**The request**
Wherever "values" appears in a line, copy that line.

── The input

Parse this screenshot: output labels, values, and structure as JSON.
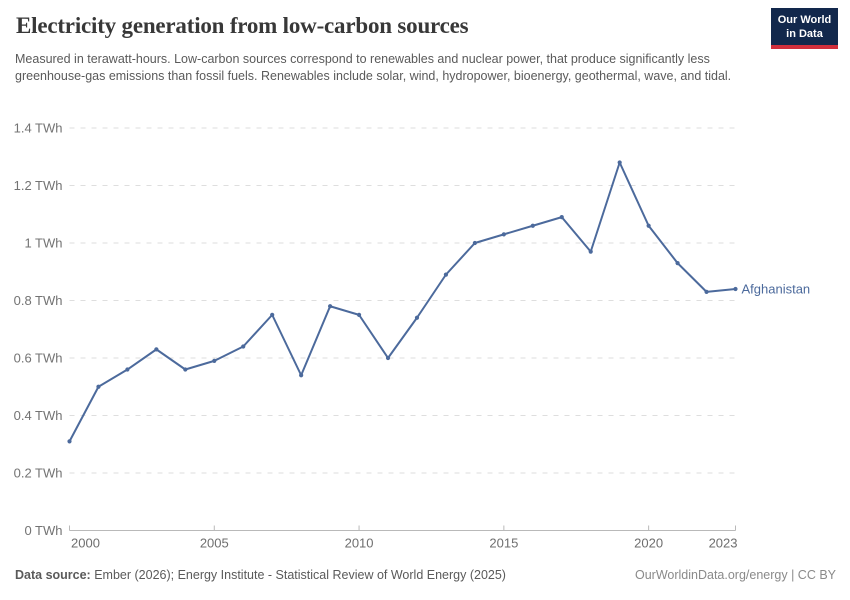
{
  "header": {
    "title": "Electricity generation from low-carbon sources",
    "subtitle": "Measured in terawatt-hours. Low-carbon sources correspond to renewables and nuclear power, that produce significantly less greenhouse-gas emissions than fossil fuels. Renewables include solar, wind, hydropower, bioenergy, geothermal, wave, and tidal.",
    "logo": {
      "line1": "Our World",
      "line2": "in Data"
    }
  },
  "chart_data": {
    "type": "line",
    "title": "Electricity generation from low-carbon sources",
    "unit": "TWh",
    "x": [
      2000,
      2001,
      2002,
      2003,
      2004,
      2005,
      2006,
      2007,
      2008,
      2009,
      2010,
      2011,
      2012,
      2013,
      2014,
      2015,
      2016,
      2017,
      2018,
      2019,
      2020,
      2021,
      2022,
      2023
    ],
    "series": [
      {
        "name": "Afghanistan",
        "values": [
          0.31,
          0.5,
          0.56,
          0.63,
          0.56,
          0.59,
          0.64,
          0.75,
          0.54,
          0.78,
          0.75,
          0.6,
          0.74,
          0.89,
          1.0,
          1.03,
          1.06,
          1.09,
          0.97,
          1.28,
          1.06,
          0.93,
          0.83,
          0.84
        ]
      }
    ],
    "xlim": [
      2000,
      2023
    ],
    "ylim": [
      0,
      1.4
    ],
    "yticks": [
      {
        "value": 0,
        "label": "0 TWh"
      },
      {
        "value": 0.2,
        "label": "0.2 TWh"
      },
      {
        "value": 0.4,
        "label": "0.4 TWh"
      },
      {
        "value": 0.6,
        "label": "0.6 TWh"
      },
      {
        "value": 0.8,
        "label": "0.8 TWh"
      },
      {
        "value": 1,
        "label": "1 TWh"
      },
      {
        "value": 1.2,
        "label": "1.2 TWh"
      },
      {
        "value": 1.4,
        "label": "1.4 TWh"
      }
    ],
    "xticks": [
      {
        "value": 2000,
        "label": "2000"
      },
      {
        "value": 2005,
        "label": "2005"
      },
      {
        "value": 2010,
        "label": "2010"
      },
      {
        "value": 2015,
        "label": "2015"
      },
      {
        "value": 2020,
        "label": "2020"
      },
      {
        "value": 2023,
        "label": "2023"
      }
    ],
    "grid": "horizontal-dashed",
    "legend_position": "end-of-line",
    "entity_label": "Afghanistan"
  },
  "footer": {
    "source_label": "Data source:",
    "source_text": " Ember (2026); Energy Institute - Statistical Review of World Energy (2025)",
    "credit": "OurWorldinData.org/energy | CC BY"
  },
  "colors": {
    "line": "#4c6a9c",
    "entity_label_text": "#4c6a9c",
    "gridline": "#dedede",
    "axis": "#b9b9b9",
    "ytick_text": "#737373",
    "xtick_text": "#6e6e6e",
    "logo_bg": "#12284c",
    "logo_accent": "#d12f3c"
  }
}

────

**Answer to this task**
Parse this screenshot: output labels, values, and structure as JSON.
        "values": [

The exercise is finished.